[Begin Supplied records]
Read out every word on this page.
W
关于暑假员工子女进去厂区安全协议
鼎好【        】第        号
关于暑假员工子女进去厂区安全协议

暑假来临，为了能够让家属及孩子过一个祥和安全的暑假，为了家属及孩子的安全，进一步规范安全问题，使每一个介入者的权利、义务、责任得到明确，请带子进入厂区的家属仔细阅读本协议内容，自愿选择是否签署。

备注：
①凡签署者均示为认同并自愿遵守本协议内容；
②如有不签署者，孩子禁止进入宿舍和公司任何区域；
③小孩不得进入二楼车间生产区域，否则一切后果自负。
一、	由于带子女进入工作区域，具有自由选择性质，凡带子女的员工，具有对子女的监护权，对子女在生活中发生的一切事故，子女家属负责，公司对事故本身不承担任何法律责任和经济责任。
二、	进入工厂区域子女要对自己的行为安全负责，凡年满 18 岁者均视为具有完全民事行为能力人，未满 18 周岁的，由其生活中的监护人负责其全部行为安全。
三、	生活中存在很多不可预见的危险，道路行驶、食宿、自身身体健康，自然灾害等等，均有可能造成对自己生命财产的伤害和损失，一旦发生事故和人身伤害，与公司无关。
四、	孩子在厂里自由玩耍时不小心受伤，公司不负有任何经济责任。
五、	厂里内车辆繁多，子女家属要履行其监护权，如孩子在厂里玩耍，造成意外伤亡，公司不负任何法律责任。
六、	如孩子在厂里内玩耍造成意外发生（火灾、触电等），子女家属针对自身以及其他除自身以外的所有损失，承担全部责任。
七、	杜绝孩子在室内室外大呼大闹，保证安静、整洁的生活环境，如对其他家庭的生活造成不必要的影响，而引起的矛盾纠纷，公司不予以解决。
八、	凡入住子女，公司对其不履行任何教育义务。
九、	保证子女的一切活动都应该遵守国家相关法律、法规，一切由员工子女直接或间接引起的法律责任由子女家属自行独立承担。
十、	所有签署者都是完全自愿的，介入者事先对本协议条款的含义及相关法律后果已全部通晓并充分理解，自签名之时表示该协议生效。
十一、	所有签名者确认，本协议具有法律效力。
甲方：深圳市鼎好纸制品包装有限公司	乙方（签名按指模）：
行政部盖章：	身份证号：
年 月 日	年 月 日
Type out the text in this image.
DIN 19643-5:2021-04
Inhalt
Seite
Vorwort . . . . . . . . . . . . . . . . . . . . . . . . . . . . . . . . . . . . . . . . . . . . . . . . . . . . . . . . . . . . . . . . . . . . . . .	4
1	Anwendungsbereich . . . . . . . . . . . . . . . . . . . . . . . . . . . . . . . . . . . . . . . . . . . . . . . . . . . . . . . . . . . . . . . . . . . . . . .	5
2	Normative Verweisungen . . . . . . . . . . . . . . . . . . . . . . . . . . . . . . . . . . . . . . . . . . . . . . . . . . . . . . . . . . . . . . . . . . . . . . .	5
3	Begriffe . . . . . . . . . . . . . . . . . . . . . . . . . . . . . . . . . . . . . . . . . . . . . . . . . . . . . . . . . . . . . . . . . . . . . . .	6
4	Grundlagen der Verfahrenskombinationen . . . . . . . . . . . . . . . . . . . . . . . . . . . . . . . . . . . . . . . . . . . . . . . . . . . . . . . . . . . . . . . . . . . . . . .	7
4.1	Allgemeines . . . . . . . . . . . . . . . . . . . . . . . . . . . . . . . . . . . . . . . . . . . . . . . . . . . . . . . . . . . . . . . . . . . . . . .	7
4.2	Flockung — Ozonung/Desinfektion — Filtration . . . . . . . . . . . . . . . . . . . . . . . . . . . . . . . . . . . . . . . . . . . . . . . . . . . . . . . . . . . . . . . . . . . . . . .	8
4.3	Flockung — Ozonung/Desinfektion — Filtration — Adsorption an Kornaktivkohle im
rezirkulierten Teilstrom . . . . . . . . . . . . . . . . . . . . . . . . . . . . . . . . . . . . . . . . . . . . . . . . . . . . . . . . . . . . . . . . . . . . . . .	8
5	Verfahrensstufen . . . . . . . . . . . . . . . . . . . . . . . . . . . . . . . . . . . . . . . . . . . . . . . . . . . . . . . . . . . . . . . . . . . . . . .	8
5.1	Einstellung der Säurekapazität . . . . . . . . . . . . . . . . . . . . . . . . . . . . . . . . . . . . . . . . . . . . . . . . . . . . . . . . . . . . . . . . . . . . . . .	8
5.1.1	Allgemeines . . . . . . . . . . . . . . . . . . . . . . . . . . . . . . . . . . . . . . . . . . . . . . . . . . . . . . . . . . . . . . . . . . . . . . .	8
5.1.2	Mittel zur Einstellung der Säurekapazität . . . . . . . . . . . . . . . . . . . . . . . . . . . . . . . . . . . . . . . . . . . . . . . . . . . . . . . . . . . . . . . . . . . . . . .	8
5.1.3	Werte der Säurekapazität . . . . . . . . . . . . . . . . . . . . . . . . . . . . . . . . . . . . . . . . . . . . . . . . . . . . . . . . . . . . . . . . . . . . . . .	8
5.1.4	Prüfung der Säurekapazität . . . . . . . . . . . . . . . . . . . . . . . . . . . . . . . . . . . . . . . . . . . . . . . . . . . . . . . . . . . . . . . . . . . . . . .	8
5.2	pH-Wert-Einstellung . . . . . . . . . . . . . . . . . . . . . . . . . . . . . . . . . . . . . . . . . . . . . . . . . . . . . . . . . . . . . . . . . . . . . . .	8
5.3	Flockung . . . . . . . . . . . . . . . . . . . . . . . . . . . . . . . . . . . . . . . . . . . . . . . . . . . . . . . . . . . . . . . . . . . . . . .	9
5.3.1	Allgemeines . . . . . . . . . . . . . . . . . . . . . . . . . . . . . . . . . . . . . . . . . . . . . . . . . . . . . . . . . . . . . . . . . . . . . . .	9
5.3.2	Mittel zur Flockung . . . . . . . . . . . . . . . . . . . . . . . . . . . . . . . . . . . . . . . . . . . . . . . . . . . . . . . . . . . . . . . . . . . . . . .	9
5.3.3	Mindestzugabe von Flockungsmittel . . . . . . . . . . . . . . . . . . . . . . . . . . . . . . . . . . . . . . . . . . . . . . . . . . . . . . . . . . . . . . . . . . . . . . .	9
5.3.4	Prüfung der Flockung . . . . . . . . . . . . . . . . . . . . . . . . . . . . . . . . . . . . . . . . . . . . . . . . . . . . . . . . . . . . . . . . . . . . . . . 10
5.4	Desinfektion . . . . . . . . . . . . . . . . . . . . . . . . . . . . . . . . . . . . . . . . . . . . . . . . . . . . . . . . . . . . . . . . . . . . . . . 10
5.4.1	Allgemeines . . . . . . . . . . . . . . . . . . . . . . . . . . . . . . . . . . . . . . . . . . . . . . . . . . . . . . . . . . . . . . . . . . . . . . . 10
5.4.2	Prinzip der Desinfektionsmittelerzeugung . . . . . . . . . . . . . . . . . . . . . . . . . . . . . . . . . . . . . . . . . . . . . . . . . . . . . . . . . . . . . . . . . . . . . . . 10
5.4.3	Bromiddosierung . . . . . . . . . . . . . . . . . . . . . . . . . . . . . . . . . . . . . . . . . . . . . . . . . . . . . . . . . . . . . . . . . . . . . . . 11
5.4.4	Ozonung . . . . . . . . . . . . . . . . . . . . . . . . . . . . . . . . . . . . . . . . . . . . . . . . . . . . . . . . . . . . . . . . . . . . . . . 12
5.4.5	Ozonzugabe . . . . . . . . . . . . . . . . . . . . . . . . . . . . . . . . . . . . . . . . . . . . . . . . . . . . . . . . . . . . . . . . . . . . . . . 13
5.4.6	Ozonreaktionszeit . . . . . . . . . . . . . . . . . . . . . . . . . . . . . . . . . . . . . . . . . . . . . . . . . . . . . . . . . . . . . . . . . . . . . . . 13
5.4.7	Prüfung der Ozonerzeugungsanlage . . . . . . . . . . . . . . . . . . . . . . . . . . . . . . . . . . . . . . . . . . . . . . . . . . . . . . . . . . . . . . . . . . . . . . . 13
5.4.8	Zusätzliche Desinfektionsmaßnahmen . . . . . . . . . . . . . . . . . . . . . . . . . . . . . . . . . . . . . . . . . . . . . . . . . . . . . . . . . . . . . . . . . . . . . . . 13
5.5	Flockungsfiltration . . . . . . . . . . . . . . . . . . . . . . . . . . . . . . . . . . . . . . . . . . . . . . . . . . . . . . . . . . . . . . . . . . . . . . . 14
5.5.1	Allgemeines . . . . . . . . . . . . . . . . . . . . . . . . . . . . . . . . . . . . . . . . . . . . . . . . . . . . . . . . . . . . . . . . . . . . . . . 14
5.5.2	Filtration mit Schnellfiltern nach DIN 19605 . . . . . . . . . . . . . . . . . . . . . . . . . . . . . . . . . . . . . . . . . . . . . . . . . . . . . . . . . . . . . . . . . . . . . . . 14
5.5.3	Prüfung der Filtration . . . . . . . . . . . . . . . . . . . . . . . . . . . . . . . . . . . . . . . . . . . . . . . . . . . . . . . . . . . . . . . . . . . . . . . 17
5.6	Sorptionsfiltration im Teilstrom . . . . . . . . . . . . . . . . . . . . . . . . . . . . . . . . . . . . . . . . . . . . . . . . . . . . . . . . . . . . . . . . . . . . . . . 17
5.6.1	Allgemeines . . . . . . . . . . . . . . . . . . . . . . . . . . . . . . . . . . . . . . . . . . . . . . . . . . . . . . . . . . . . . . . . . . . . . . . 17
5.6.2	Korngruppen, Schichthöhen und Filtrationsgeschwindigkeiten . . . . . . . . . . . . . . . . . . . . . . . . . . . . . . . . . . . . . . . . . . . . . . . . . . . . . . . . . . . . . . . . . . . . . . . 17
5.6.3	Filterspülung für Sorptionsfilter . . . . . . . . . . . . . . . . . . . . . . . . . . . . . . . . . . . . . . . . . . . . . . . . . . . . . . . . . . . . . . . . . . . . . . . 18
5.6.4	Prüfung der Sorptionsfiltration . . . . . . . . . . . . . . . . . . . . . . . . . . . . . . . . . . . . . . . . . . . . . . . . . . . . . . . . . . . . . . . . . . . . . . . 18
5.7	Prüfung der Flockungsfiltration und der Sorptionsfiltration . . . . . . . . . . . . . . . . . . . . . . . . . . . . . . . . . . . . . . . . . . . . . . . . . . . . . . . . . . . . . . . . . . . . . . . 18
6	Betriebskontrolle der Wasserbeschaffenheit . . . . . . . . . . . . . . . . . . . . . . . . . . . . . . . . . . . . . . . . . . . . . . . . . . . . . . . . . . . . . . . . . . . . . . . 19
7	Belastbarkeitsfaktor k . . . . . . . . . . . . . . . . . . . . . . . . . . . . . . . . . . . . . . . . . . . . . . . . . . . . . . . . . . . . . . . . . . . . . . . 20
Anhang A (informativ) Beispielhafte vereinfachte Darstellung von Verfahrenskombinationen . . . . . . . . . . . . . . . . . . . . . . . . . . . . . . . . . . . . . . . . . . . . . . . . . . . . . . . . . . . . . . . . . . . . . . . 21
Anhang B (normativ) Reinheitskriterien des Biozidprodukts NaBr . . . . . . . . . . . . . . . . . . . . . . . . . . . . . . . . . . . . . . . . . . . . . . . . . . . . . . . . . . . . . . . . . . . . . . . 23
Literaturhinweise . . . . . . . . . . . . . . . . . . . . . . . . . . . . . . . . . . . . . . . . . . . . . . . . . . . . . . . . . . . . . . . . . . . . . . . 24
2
[End Supplied records]
Pull every line containing "Allgemeines" out of the data above.

> **Answer to the task**:
4.1	Allgemeines . . . . . . . . . . . . . . . . . . . . . . . . . . . . . . . . . . . . . . . . . . . . . . . . . . . . . . . . . . . . . . . . . . . . . . .	7
5.1.1	Allgemeines . . . . . . . . . . . . . . . . . . . . . . . . . . . . . . . . . . . . . . . . . . . . . . . . . . . . . . . . . . . . . . . . . . . . . . .	8
5.3.1	Allgemeines . . . . . . . . . . . . . . . . . . . . . . . . . . . . . . . . . . . . . . . . . . . . . . . . . . . . . . . . . . . . . . . . . . . . . . .	9
5.4.1	Allgemeines . . . . . . . . . . . . . . . . . . . . . . . . . . . . . . . . . . . . . . . . . . . . . . . . . . . . . . . . . . . . . . . . . . . . . . . 10
5.5.1	Allgemeines . . . . . . . . . . . . . . . . . . . . . . . . . . . . . . . . . . . . . . . . . . . . . . . . . . . . . . . . . . . . . . . . . . . . . . . 14
5.6.1	Allgemeines . . . . . . . . . . . . . . . . . . . . . . . . . . . . . . . . . . . . . . . . . . . . . . . . . . . . . . . . . . . . . . . . . . . . . . . 17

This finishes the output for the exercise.